WHAT YOU ARE ASKED TO DO -
Copy the listing below verbatim, keeping every line in its original order.

SUPPLIED ENTRIES -
|---|
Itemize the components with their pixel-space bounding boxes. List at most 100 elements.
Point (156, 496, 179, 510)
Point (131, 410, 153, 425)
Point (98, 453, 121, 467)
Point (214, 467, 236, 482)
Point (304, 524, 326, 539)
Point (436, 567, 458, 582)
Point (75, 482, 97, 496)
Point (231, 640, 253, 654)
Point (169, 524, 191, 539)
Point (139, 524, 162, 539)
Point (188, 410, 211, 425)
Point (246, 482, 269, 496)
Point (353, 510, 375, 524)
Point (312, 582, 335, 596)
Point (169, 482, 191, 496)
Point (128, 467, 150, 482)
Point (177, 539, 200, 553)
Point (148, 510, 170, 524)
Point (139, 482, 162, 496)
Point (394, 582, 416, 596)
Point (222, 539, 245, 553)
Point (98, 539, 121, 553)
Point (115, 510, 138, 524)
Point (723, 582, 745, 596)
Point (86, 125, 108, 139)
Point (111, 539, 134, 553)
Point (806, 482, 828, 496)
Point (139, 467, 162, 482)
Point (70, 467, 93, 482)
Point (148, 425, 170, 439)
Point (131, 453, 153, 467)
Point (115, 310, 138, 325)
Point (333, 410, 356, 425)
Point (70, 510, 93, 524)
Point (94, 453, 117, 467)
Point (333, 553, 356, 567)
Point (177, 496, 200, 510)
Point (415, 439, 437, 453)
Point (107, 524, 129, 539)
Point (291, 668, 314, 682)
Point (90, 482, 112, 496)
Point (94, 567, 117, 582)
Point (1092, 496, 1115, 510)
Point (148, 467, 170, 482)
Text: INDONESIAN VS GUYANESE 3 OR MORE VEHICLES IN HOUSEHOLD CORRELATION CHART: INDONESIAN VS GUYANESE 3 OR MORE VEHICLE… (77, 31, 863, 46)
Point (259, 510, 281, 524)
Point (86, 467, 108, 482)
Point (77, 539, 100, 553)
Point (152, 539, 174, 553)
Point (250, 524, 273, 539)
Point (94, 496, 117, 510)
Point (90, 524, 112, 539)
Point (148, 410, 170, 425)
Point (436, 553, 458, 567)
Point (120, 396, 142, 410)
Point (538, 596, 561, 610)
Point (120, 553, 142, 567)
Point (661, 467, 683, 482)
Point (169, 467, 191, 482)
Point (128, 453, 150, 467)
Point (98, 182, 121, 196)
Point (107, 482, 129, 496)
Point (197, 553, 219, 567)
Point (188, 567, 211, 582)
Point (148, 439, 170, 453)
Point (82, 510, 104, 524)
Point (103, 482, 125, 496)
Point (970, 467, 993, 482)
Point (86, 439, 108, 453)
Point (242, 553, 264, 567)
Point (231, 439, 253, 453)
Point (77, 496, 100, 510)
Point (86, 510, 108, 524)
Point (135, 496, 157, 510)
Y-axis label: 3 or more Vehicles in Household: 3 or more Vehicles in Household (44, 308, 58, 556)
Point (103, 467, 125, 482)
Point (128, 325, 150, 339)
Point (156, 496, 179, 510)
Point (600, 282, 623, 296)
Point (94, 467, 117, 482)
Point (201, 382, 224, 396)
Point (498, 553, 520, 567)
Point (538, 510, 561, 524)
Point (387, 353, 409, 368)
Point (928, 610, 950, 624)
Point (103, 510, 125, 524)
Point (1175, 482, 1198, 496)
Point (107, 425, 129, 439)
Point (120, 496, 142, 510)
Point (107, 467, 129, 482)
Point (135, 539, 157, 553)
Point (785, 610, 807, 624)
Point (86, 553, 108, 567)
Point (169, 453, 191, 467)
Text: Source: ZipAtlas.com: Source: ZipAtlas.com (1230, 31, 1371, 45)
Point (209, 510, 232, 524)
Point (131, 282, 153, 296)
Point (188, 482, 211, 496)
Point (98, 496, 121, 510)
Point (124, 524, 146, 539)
|---|
EXERCISE OUTPUT -
Itemize the components with their pixel-space bounding boxes. List at most 100 elements.
Point (156, 496, 179, 510)
Point (131, 410, 153, 425)
Point (98, 453, 121, 467)
Point (214, 467, 236, 482)
Point (304, 524, 326, 539)
Point (436, 567, 458, 582)
Point (75, 482, 97, 496)
Point (231, 640, 253, 654)
Point (169, 524, 191, 539)
Point (139, 524, 162, 539)
Point (188, 410, 211, 425)
Point (246, 482, 269, 496)
Point (353, 510, 375, 524)
Point (312, 582, 335, 596)
Point (169, 482, 191, 496)
Point (128, 467, 150, 482)
Point (177, 539, 200, 553)
Point (148, 510, 170, 524)
Point (139, 482, 162, 496)
Point (394, 582, 416, 596)
Point (222, 539, 245, 553)
Point (98, 539, 121, 553)
Point (115, 510, 138, 524)
Point (723, 582, 745, 596)
Point (86, 125, 108, 139)
Point (111, 539, 134, 553)
Point (806, 482, 828, 496)
Point (139, 467, 162, 482)
Point (70, 467, 93, 482)
Point (148, 425, 170, 439)
Point (131, 453, 153, 467)
Point (115, 310, 138, 325)
Point (333, 410, 356, 425)
Point (70, 510, 93, 524)
Point (94, 453, 117, 467)
Point (333, 553, 356, 567)
Point (177, 496, 200, 510)
Point (415, 439, 437, 453)
Point (107, 524, 129, 539)
Point (291, 668, 314, 682)
Point (90, 482, 112, 496)
Point (94, 567, 117, 582)
Point (1092, 496, 1115, 510)
Point (148, 467, 170, 482)
Text: INDONESIAN VS GUYANESE 3 OR MORE VEHICLES IN HOUSEHOLD CORRELATION CHART: INDONESIAN VS GUYANESE 3 OR MORE VEHICLE… (77, 31, 863, 46)
Point (259, 510, 281, 524)
Point (86, 467, 108, 482)
Point (77, 539, 100, 553)
Point (152, 539, 174, 553)
Point (250, 524, 273, 539)
Point (94, 496, 117, 510)
Point (90, 524, 112, 539)
Point (148, 410, 170, 425)
Point (436, 553, 458, 567)
Point (120, 396, 142, 410)
Point (538, 596, 561, 610)
Point (120, 553, 142, 567)
Point (661, 467, 683, 482)
Point (169, 467, 191, 482)
Point (128, 453, 150, 467)
Point (98, 182, 121, 196)
Point (107, 482, 129, 496)
Point (197, 553, 219, 567)
Point (188, 567, 211, 582)
Point (148, 439, 170, 453)
Point (82, 510, 104, 524)
Point (103, 482, 125, 496)
Point (970, 467, 993, 482)
Point (86, 439, 108, 453)
Point (242, 553, 264, 567)
Point (231, 439, 253, 453)
Point (77, 496, 100, 510)
Point (86, 510, 108, 524)
Point (135, 496, 157, 510)
Y-axis label: 3 or more Vehicles in Household: 3 or more Vehicles in Household (44, 308, 58, 556)
Point (103, 467, 125, 482)
Point (128, 325, 150, 339)
Point (156, 496, 179, 510)
Point (600, 282, 623, 296)
Point (94, 467, 117, 482)
Point (201, 382, 224, 396)
Point (498, 553, 520, 567)
Point (538, 510, 561, 524)
Point (387, 353, 409, 368)
Point (928, 610, 950, 624)
Point (103, 510, 125, 524)
Point (1175, 482, 1198, 496)
Point (107, 425, 129, 439)
Point (120, 496, 142, 510)
Point (107, 467, 129, 482)
Point (135, 539, 157, 553)
Point (785, 610, 807, 624)
Point (86, 553, 108, 567)
Point (169, 453, 191, 467)
Text: Source: ZipAtlas.com: Source: ZipAtlas.com (1230, 31, 1371, 45)
Point (209, 510, 232, 524)
Point (131, 282, 153, 296)
Point (188, 482, 211, 496)
Point (98, 496, 121, 510)
Point (124, 524, 146, 539)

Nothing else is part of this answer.